◆ **Task statement**: Of the lines in the listing below, how many hold "color"? Answer with the number only.

Chart and figure data
** Begin **

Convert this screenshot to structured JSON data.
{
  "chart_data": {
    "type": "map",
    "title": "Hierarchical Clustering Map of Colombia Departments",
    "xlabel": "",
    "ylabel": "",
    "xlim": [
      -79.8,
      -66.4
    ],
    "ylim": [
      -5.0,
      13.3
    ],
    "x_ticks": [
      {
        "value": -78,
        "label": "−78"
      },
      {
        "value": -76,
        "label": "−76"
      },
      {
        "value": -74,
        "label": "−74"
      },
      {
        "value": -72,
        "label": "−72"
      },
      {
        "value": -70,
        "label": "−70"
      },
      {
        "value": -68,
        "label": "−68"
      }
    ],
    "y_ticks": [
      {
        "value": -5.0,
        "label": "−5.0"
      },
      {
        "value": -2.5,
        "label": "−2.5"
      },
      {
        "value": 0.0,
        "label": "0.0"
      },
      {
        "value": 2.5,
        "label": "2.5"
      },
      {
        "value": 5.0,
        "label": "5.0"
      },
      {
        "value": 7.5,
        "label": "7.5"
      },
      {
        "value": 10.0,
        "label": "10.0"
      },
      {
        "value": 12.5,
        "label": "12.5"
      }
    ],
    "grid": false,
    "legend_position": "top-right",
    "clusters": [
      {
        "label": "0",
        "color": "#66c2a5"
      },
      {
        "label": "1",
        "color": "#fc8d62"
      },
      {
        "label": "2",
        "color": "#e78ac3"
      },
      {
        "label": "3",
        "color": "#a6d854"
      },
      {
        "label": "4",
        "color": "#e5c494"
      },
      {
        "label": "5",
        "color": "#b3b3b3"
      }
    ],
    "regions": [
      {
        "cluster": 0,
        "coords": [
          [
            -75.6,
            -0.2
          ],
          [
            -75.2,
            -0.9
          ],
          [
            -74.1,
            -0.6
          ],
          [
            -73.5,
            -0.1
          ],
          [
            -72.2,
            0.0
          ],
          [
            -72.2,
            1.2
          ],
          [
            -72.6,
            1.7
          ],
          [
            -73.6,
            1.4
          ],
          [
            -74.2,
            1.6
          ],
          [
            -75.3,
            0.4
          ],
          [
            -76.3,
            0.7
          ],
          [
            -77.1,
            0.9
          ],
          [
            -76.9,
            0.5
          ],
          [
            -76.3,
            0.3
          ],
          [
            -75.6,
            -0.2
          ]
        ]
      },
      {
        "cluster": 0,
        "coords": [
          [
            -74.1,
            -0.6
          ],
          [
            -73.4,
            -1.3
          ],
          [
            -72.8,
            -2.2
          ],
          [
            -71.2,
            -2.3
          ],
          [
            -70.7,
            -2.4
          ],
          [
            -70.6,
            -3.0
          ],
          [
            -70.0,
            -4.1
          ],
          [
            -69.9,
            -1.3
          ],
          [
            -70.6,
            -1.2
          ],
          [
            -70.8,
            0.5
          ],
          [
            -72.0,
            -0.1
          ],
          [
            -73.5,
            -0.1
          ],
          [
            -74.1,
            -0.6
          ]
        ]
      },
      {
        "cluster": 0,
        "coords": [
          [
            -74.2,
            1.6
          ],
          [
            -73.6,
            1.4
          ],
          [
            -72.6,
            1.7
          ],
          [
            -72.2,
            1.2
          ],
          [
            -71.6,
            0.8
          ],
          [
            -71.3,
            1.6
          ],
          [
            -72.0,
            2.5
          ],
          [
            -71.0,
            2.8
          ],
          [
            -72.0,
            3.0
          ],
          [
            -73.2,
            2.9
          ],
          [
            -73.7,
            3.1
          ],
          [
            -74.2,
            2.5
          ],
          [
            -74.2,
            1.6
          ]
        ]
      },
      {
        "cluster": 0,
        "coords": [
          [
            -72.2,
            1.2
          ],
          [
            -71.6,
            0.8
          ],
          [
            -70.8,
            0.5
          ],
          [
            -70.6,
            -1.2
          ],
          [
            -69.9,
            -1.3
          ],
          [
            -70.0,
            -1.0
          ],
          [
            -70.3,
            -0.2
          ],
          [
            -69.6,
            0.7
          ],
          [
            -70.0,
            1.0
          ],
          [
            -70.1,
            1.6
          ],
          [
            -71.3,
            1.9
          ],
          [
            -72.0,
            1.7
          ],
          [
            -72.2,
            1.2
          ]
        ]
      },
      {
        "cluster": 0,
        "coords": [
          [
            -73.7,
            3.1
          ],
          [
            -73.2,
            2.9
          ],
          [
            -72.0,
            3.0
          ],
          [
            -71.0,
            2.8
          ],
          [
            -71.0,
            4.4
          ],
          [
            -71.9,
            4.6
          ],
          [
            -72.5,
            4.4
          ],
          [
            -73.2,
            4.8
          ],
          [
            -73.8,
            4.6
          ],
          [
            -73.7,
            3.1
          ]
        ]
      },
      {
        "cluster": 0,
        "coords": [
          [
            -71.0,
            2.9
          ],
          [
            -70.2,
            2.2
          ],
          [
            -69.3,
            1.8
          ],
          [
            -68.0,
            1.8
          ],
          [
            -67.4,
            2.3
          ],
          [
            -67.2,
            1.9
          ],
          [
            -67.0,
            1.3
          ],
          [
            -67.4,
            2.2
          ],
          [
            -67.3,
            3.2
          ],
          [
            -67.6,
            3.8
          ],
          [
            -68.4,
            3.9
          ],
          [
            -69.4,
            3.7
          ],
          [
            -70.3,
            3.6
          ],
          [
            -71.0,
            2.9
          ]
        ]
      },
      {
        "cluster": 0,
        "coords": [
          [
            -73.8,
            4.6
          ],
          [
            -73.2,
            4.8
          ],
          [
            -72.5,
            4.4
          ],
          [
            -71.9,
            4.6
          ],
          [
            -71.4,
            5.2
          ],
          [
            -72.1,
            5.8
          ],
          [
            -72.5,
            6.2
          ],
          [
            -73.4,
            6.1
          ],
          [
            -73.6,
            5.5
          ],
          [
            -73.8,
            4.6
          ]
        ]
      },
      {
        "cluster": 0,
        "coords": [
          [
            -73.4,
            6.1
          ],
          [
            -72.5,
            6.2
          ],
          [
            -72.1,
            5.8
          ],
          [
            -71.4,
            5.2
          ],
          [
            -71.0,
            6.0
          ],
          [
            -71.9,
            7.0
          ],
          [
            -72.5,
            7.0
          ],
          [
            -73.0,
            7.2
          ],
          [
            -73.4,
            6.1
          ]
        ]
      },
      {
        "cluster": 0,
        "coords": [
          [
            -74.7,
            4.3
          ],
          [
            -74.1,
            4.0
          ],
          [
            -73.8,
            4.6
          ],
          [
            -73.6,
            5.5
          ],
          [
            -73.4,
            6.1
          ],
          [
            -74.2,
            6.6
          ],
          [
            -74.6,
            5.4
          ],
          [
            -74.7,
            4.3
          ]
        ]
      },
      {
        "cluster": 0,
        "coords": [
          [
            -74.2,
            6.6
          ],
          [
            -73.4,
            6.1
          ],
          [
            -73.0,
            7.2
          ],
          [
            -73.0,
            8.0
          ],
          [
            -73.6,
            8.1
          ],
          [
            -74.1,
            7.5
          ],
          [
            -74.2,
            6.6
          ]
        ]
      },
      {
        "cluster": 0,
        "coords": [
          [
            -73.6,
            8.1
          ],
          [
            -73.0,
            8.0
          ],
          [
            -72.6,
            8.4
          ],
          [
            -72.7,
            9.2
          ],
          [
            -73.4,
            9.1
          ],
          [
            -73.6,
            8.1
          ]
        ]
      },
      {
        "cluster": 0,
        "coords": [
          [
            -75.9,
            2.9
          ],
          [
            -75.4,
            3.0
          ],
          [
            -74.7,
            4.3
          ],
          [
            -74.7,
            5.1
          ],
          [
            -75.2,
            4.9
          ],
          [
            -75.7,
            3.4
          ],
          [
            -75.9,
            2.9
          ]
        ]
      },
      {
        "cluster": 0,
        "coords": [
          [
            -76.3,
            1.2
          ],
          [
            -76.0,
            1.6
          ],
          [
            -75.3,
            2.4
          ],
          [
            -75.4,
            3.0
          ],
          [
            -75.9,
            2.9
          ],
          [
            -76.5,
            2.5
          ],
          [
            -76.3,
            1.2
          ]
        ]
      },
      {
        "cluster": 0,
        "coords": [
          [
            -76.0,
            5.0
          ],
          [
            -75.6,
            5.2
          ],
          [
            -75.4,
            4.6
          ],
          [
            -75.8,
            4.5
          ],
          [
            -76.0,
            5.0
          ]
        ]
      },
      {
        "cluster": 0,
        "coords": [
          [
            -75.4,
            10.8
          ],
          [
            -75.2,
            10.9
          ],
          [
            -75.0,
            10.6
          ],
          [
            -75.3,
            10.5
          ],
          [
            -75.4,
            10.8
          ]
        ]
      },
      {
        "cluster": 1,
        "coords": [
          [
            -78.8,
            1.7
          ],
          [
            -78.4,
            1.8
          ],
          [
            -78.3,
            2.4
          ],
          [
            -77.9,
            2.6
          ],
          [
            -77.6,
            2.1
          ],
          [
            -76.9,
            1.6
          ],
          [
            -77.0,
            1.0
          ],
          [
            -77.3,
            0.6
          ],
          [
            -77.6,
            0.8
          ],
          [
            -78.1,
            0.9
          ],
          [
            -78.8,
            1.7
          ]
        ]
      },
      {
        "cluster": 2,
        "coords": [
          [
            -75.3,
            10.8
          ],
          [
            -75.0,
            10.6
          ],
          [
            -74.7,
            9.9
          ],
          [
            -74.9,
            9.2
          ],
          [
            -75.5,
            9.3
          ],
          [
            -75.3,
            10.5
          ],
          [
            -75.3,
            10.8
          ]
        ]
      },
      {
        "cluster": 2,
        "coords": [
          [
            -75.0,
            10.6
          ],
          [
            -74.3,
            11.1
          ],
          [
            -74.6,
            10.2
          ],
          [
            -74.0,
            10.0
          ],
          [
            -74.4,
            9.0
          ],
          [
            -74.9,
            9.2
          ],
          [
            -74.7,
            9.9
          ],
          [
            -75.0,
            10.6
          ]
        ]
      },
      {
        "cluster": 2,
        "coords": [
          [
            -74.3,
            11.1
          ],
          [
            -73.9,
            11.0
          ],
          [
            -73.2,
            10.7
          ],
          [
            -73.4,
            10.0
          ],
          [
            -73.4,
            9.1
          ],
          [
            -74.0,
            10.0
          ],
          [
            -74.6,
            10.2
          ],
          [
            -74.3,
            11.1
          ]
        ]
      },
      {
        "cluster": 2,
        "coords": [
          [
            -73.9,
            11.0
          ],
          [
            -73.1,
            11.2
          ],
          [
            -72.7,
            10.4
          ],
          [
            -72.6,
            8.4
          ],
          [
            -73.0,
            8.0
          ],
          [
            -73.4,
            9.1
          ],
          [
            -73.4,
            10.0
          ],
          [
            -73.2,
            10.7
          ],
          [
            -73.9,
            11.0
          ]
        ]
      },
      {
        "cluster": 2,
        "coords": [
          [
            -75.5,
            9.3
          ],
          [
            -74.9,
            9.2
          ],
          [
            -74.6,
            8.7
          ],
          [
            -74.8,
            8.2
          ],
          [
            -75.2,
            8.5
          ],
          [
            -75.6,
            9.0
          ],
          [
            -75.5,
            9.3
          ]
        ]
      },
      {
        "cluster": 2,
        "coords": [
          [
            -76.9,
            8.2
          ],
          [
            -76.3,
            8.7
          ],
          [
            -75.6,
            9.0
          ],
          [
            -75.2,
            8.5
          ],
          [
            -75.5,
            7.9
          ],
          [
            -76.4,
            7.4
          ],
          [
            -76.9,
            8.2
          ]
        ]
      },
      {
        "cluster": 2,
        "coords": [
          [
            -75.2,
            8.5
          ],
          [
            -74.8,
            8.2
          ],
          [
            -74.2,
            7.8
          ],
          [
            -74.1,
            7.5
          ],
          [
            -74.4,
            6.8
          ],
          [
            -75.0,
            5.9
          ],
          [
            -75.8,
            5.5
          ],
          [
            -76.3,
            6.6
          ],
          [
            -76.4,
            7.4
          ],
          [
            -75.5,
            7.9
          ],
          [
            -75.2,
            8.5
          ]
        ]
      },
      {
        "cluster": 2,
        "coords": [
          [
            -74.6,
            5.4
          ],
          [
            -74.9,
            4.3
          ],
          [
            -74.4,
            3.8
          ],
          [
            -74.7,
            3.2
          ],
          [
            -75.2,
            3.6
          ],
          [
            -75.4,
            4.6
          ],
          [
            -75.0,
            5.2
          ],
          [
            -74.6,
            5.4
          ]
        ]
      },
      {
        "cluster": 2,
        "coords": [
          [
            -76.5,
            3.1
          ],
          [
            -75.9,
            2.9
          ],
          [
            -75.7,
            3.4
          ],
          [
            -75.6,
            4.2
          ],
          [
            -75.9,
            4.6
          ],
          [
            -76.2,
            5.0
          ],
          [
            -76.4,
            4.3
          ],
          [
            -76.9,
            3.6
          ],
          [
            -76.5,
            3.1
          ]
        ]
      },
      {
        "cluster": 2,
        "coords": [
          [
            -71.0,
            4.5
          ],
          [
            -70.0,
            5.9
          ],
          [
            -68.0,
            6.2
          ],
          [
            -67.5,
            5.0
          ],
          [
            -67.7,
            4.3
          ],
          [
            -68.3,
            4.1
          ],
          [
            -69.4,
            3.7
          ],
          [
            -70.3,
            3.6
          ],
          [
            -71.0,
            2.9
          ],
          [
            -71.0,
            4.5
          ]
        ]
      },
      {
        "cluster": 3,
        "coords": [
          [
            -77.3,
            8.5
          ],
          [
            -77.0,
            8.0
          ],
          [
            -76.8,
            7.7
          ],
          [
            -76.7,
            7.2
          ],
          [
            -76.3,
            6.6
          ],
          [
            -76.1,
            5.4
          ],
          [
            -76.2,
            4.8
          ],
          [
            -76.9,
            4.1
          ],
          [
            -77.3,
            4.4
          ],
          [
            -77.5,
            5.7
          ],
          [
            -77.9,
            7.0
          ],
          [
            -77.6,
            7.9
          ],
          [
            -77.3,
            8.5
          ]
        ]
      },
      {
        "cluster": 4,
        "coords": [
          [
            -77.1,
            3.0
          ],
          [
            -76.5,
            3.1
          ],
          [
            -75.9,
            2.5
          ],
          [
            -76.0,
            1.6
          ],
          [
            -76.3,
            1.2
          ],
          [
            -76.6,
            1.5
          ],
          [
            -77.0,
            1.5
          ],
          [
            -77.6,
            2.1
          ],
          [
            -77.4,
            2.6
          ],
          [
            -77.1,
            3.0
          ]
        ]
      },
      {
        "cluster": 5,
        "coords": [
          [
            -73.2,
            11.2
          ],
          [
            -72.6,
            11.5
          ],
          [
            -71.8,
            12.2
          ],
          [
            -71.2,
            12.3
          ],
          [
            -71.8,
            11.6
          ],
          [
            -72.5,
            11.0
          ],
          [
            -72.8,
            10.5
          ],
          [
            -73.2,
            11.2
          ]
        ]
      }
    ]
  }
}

** End **

◆ **Finished task**: 6